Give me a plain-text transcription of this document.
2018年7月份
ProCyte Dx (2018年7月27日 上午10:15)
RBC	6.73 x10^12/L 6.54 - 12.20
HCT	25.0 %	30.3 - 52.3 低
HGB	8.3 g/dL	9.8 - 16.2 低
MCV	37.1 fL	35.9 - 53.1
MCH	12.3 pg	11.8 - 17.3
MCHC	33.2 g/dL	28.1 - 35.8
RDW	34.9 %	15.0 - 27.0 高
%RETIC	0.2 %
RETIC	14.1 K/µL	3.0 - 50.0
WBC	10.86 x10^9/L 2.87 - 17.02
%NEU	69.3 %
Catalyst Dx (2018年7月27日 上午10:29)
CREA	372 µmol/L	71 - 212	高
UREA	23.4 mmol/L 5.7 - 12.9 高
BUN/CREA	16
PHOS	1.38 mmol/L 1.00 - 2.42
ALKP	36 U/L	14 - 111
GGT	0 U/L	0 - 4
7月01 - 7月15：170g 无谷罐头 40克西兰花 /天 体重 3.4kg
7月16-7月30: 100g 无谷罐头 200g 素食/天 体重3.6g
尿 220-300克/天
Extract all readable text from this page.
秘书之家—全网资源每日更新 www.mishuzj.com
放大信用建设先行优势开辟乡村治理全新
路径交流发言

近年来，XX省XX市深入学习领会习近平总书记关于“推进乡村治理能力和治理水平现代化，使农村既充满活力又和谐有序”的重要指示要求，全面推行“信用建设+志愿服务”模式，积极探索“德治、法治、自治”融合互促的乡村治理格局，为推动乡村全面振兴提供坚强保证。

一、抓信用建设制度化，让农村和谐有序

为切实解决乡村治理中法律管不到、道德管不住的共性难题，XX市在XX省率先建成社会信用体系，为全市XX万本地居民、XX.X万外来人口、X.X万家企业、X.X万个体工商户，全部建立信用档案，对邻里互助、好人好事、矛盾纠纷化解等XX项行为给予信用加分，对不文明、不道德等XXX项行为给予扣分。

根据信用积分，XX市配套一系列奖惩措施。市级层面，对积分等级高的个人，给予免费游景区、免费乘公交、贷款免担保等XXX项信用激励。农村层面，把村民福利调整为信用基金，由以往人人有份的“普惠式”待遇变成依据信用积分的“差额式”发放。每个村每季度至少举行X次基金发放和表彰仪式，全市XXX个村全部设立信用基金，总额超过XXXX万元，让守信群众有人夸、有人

*THE REQUEST:* Go through the material above line by line and copy it exactly.

*WRITTEN SOLUTION:*
Give me a plain-text transcription of this document.
2018年7月份
ProCyte Dx (2018年7月27日 上午10:15)
RBC	6.73 x10^12/L 6.54 - 12.20
HCT	25.0 %	30.3 - 52.3 低
HGB	8.3 g/dL	9.8 - 16.2 低
MCV	37.1 fL	35.9 - 53.1
MCH	12.3 pg	11.8 - 17.3
MCHC	33.2 g/dL	28.1 - 35.8
RDW	34.9 %	15.0 - 27.0 高
%RETIC	0.2 %
RETIC	14.1 K/µL	3.0 - 50.0
WBC	10.86 x10^9/L 2.87 - 17.02
%NEU	69.3 %
Catalyst Dx (2018年7月27日 上午10:29)
CREA	372 µmol/L	71 - 212	高
UREA	23.4 mmol/L 5.7 - 12.9 高
BUN/CREA	16
PHOS	1.38 mmol/L 1.00 - 2.42
ALKP	36 U/L	14 - 111
GGT	0 U/L	0 - 4
7月01 - 7月15：170g 无谷罐头 40克西兰花 /天 体重 3.4kg
7月16-7月30: 100g 无谷罐头 200g 素食/天 体重3.6g
尿 220-300克/天
Extract all readable text from this page.
秘书之家—全网资源每日更新 www.mishuzj.com
放大信用建设先行优势开辟乡村治理全新
路径交流发言

近年来，XX省XX市深入学习领会习近平总书记关于“推进乡村治理能力和治理水平现代化，使农村既充满活力又和谐有序”的重要指示要求，全面推行“信用建设+志愿服务”模式，积极探索“德治、法治、自治”融合互促的乡村治理格局，为推动乡村全面振兴提供坚强保证。

一、抓信用建设制度化，让农村和谐有序

为切实解决乡村治理中法律管不到、道德管不住的共性难题，XX市在XX省率先建成社会信用体系，为全市XX万本地居民、XX.X万外来人口、X.X万家企业、X.X万个体工商户，全部建立信用档案，对邻里互助、好人好事、矛盾纠纷化解等XX项行为给予信用加分，对不文明、不道德等XXX项行为给予扣分。

根据信用积分，XX市配套一系列奖惩措施。市级层面，对积分等级高的个人，给予免费游景区、免费乘公交、贷款免担保等XXX项信用激励。农村层面，把村民福利调整为信用基金，由以往人人有份的“普惠式”待遇变成依据信用积分的“差额式”发放。每个村每季度至少举行X次基金发放和表彰仪式，全市XXX个村全部设立信用基金，总额超过XXXX万元，让守信群众有人夸、有人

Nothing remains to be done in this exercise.